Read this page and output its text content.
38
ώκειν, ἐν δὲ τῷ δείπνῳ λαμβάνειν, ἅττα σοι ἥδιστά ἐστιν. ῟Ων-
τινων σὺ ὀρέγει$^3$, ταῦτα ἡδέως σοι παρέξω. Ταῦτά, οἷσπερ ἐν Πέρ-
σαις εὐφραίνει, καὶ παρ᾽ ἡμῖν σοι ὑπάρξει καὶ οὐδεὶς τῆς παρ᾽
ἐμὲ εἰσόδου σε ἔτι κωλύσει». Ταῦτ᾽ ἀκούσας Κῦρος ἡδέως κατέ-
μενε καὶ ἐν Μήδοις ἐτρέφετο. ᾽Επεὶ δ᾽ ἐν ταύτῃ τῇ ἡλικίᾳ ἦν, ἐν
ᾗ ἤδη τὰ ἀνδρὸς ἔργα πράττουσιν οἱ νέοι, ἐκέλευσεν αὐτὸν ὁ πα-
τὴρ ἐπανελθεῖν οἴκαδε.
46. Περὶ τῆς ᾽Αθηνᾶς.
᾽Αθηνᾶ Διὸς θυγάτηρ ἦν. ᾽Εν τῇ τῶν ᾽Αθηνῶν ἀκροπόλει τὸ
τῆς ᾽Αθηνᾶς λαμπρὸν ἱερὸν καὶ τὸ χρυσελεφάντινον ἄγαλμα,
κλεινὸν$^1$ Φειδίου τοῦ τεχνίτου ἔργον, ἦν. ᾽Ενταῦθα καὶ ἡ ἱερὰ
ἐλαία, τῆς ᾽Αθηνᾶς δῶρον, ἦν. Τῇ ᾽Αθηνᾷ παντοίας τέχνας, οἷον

--

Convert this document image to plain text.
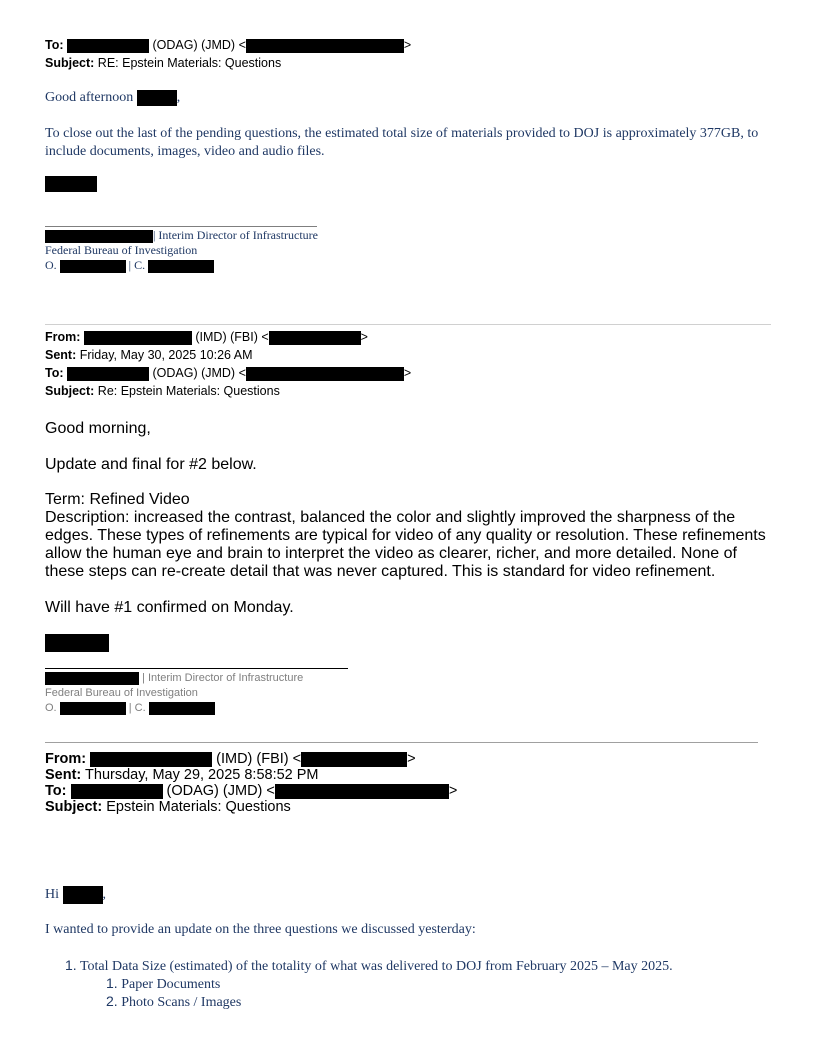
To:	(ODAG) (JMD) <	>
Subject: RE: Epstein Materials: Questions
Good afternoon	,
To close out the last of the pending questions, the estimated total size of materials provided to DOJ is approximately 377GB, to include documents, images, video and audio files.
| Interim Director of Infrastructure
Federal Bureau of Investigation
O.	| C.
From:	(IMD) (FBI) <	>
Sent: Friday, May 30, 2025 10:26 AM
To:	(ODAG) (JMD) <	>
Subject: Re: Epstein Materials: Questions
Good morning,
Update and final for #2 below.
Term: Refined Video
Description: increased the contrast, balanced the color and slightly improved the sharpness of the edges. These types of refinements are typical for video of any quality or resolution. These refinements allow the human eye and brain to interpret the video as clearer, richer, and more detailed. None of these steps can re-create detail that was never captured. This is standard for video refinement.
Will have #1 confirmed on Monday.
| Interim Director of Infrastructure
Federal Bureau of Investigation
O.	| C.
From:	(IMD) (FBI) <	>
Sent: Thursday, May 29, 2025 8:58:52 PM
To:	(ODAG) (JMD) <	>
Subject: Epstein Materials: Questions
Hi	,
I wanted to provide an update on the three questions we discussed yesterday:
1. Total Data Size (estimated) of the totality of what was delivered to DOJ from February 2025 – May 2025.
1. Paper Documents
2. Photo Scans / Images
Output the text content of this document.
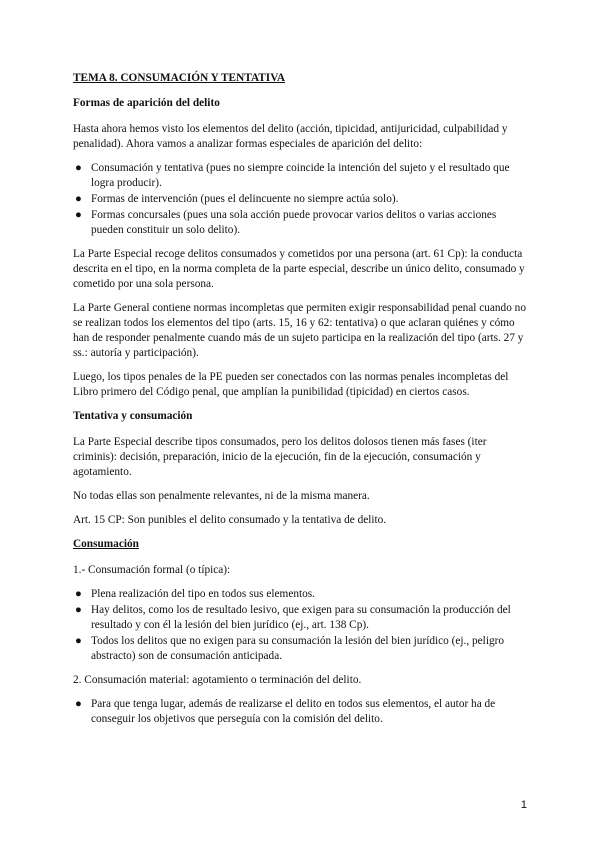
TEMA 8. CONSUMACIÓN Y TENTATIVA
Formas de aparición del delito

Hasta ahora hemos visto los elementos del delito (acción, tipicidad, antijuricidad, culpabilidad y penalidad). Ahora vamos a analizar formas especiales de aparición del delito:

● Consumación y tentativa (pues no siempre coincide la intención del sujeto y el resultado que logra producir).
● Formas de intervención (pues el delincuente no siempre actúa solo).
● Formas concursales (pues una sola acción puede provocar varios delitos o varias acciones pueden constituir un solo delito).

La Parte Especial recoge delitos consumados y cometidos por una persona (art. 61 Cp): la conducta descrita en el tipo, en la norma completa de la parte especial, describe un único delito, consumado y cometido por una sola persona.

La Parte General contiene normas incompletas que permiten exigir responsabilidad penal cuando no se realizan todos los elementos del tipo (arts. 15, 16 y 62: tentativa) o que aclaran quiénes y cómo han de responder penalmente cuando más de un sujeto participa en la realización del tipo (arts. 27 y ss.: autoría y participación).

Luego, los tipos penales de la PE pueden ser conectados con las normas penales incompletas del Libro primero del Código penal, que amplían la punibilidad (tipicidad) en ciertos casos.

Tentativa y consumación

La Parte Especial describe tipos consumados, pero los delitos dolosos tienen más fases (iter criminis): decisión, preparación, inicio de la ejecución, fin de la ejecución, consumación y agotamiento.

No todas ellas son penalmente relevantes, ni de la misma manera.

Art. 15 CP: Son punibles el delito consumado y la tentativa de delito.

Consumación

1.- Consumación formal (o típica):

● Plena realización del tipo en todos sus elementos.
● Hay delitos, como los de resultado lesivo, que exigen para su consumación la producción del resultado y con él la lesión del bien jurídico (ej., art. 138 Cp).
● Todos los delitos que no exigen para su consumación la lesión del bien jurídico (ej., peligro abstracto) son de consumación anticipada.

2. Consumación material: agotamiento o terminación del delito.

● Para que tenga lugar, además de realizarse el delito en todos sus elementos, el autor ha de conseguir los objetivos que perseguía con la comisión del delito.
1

* * *

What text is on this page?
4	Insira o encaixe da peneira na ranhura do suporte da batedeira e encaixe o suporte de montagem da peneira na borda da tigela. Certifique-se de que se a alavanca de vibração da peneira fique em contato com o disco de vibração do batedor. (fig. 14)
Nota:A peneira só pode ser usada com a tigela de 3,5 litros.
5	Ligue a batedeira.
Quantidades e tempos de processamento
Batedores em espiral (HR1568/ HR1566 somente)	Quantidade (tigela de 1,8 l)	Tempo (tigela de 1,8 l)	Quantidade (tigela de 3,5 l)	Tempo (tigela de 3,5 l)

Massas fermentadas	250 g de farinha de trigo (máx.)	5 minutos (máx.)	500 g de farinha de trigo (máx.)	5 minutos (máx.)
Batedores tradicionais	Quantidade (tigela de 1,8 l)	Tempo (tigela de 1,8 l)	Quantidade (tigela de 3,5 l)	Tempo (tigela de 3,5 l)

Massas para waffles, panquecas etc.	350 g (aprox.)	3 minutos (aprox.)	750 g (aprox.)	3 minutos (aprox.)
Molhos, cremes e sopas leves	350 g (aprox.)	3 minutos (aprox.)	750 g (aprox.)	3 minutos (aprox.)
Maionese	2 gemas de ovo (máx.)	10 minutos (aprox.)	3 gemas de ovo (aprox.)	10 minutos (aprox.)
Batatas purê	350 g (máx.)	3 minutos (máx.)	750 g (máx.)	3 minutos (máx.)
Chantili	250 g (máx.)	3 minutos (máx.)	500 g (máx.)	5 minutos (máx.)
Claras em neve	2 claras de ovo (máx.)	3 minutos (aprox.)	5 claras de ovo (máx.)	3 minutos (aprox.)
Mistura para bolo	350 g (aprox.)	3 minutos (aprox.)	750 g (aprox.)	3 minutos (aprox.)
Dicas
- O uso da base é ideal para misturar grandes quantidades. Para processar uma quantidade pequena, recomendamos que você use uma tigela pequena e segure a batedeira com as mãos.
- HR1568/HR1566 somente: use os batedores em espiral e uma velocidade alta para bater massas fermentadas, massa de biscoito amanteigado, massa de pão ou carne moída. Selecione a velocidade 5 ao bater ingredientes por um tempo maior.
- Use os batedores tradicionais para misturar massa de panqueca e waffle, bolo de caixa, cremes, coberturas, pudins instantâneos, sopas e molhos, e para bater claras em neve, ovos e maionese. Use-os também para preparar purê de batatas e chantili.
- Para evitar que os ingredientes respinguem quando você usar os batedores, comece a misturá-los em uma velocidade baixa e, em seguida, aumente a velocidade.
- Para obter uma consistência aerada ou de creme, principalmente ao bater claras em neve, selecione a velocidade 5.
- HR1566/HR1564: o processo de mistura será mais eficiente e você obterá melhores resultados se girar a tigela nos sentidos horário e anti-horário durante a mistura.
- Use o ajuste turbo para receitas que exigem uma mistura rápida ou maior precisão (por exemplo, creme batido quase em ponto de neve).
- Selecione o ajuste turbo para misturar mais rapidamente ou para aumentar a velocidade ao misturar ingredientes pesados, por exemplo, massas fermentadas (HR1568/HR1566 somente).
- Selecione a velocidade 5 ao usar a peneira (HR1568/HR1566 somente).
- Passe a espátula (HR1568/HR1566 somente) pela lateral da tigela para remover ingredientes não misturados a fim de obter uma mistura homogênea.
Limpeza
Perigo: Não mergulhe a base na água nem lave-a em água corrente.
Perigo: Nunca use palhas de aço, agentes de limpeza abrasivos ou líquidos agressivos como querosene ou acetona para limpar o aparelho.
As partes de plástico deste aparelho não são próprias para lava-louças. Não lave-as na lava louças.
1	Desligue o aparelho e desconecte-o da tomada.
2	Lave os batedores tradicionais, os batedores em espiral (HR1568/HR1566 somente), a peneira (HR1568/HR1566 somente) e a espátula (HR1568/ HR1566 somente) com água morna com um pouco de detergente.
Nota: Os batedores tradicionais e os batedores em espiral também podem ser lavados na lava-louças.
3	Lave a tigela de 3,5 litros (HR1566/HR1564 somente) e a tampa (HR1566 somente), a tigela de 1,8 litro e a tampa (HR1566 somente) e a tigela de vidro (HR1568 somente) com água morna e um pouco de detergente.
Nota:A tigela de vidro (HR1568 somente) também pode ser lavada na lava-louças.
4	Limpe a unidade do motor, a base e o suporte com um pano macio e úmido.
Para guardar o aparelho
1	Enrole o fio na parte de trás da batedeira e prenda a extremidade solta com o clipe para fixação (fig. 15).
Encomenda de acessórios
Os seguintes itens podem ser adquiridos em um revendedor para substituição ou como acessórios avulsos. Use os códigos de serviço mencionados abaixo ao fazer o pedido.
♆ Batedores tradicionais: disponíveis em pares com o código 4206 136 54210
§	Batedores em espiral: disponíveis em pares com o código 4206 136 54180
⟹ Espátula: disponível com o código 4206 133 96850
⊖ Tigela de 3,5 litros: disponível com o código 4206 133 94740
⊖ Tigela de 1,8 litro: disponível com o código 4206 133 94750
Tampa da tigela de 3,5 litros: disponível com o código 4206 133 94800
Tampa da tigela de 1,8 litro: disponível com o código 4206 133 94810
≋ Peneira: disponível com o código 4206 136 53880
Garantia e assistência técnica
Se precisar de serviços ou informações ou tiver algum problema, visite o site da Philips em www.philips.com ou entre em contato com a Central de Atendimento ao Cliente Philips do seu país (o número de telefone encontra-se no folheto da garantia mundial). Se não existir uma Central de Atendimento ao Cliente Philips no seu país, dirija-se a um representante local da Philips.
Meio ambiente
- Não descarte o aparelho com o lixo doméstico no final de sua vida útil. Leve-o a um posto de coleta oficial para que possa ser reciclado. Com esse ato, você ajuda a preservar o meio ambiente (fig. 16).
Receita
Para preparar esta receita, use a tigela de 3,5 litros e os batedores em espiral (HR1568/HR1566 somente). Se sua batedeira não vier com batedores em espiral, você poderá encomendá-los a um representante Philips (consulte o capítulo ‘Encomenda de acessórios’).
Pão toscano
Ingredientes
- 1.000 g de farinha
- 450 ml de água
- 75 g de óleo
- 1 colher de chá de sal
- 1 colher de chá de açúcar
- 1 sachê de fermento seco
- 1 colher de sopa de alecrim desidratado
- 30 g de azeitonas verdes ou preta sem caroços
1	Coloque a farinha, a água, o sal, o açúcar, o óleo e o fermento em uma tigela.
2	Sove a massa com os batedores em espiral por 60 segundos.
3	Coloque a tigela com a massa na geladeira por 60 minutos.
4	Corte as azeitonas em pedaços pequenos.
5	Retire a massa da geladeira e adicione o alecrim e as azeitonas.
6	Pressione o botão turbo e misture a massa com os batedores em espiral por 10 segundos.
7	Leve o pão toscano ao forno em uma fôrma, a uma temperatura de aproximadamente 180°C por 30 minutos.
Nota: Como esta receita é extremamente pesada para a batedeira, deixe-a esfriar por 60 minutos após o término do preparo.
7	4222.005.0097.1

Written task: Where a line of the data holds "louças", show that line.

Correct result:
As partes de plástico deste aparelho não são próprias para lava-louças. Não lave-as na lava louças.
Nota: Os batedores tradicionais e os batedores em espiral também podem ser lavados na lava-louças.
Nota:A tigela de vidro (HR1568 somente) também pode ser lavada na lava-louças.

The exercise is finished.